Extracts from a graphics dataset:
▬▬▬▬▬▬▬▬▬▬

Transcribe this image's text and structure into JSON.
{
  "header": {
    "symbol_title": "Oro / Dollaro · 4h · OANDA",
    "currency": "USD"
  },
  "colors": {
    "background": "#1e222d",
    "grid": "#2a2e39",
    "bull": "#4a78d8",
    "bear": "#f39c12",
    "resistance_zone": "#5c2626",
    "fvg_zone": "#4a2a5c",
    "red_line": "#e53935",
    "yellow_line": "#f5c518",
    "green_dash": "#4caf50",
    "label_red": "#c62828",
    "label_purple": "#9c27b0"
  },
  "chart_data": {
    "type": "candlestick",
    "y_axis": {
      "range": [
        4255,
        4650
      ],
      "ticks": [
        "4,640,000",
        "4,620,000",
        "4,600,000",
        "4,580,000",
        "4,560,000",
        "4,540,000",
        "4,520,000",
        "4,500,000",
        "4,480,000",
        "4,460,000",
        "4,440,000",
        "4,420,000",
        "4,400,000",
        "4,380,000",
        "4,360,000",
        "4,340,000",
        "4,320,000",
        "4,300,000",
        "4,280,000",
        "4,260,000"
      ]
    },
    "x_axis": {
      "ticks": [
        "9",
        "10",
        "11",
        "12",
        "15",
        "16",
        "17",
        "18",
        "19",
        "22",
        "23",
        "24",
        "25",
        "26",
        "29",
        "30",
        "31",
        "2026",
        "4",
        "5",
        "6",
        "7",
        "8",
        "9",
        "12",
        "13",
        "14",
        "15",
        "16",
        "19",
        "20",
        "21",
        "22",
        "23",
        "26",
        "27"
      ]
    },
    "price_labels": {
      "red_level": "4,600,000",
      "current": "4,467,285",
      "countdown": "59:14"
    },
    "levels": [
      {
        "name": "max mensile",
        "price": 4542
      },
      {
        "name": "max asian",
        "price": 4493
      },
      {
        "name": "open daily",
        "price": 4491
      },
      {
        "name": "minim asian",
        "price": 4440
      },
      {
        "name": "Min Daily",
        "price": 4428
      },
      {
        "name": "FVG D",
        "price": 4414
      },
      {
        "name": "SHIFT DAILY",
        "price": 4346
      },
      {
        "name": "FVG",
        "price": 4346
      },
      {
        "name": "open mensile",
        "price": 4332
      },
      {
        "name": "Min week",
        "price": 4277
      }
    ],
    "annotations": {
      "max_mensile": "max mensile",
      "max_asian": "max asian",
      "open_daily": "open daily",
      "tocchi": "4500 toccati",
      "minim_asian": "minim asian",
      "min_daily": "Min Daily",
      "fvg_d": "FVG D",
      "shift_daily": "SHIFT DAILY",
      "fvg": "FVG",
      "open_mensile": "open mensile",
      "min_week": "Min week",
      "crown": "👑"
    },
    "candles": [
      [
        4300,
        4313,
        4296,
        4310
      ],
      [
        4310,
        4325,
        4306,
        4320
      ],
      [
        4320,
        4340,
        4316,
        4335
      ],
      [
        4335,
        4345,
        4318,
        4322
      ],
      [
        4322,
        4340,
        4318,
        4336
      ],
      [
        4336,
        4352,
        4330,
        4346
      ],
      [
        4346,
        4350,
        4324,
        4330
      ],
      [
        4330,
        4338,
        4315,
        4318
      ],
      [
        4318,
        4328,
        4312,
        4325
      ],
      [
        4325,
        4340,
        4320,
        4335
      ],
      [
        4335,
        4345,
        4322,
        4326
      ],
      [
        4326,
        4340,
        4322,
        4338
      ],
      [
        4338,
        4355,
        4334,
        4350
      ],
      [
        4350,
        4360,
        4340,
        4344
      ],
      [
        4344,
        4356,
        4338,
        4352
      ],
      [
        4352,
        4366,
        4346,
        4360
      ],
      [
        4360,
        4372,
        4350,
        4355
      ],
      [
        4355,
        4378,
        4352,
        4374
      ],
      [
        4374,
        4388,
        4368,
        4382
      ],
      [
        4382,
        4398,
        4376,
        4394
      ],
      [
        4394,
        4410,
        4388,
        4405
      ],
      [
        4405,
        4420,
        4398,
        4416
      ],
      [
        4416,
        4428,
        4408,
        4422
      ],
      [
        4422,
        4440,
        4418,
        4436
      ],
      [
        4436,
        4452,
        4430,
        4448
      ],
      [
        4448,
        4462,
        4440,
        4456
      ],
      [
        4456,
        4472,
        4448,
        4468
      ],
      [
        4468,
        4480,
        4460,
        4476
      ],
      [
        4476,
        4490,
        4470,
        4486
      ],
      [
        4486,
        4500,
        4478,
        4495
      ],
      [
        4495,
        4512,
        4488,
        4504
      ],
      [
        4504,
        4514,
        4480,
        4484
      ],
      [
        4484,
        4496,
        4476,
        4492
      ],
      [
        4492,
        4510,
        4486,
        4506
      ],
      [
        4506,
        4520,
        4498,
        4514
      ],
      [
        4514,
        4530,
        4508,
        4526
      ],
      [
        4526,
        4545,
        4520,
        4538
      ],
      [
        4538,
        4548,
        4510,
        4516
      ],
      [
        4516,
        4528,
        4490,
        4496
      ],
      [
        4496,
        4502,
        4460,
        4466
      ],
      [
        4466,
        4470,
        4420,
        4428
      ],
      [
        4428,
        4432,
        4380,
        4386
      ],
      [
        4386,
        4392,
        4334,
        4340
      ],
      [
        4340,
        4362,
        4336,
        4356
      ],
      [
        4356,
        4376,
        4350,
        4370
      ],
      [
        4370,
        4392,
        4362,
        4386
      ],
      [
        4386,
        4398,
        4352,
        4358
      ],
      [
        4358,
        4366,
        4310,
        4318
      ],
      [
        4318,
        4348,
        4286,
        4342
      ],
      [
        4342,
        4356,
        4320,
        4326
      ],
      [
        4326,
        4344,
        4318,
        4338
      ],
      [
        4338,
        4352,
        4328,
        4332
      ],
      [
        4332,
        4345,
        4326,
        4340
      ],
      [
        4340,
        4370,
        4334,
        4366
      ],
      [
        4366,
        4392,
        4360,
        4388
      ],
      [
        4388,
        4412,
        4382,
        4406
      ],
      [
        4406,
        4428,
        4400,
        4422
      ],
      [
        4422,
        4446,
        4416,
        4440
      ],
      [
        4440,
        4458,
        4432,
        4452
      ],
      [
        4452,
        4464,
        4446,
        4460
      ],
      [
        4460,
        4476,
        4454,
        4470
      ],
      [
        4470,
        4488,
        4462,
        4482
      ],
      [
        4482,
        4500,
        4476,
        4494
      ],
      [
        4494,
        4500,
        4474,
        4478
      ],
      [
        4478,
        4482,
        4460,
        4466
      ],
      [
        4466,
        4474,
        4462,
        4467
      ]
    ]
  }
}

▬▬▬▬▬▬▬▬▬▬

» **Instructions to follow**
Scan the material above. Copy each line that holds the word "minim".

» **Solution to the problem**
        "name": "minim asian",
      "minim_asian": "minim asian",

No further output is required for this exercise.